**WORKING DATA**
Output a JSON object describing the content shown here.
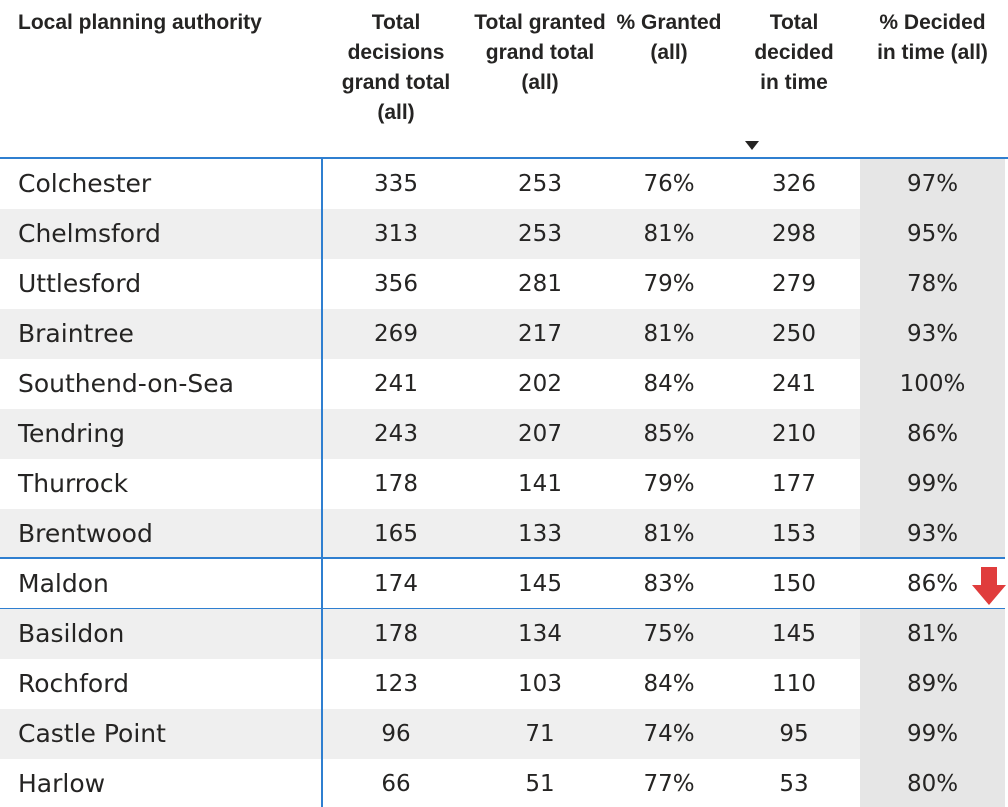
{
  "table": {
    "headers": [
      "Local planning authority",
      "Total decisions grand total (all)",
      "Total granted grand total (all)",
      "% Granted (all)",
      "Total decided in time",
      "% Decided in time (all)"
    ],
    "rows": [
      [
        "Colchester",
        "335",
        "253",
        "76%",
        "326",
        "97%"
      ],
      [
        "Chelmsford",
        "313",
        "253",
        "81%",
        "298",
        "95%"
      ],
      [
        "Uttlesford",
        "356",
        "281",
        "79%",
        "279",
        "78%"
      ],
      [
        "Braintree",
        "269",
        "217",
        "81%",
        "250",
        "93%"
      ],
      [
        "Southend-on-Sea",
        "241",
        "202",
        "84%",
        "241",
        "100%"
      ],
      [
        "Tendring",
        "243",
        "207",
        "85%",
        "210",
        "86%"
      ],
      [
        "Thurrock",
        "178",
        "141",
        "79%",
        "177",
        "99%"
      ],
      [
        "Brentwood",
        "165",
        "133",
        "81%",
        "153",
        "93%"
      ],
      [
        "Maldon",
        "174",
        "145",
        "83%",
        "150",
        "86%"
      ],
      [
        "Basildon",
        "178",
        "134",
        "75%",
        "145",
        "81%"
      ],
      [
        "Rochford",
        "123",
        "103",
        "84%",
        "110",
        "89%"
      ],
      [
        "Castle Point",
        "96",
        "71",
        "74%",
        "95",
        "99%"
      ],
      [
        "Harlow",
        "66",
        "51",
        "77%",
        "53",
        "80%"
      ]
    ]
  }
}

**PROBLEM REQUIREMENTS**
Extract every line above that contains the word "grand".

**TASK RESPONSE**
      "Total decisions grand total (all)",
      "Total granted grand total (all)",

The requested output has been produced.